> [TASK TO COMPLETE] In the lines below, how many hold the word "Reddy"? Answer only with the number.

━━━━━━

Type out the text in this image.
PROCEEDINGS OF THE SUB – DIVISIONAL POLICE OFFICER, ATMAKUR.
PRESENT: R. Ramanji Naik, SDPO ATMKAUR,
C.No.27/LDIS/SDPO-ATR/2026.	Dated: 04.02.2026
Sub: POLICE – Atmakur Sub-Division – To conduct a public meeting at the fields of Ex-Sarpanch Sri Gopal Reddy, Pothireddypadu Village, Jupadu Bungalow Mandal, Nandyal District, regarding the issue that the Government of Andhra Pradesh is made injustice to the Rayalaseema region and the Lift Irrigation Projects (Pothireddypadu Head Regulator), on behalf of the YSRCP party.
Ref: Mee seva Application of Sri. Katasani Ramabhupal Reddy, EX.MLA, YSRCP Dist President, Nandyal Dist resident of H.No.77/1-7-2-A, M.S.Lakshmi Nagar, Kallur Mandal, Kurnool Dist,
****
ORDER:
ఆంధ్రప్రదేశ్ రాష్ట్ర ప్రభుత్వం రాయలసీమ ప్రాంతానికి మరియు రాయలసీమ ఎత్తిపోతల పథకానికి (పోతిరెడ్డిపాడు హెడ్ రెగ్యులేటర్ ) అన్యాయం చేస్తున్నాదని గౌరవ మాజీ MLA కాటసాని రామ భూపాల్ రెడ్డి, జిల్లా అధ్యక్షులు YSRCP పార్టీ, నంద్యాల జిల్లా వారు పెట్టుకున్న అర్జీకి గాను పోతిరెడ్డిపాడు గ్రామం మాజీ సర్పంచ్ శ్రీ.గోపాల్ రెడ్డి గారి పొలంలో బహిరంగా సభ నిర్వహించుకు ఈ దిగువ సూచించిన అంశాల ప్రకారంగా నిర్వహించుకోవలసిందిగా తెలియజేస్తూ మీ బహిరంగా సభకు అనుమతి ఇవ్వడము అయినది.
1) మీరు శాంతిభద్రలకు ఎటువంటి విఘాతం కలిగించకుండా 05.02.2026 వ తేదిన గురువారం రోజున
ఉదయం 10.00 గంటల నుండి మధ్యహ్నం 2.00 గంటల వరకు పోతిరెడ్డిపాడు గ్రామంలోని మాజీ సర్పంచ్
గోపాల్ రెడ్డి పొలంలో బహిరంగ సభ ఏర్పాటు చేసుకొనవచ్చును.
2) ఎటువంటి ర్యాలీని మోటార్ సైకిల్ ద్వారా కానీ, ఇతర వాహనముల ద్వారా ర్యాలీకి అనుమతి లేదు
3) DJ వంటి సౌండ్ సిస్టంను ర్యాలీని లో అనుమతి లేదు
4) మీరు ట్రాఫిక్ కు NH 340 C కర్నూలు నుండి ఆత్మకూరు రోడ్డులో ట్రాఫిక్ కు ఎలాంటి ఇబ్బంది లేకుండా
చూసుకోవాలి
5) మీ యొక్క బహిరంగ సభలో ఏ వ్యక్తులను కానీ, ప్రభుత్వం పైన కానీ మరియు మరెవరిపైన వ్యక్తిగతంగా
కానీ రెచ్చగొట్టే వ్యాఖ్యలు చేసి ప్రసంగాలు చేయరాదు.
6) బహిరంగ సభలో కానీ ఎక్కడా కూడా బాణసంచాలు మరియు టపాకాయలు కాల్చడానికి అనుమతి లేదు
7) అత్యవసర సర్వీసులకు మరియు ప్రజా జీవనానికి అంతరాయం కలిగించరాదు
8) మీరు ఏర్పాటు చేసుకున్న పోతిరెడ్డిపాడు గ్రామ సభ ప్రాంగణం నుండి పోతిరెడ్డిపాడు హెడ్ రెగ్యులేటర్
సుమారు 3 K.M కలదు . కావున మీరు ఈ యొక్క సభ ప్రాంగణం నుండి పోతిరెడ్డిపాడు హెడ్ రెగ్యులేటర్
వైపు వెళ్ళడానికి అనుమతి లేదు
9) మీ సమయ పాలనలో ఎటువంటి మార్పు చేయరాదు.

━━━━━━

> [OUTPUT BELOW] 2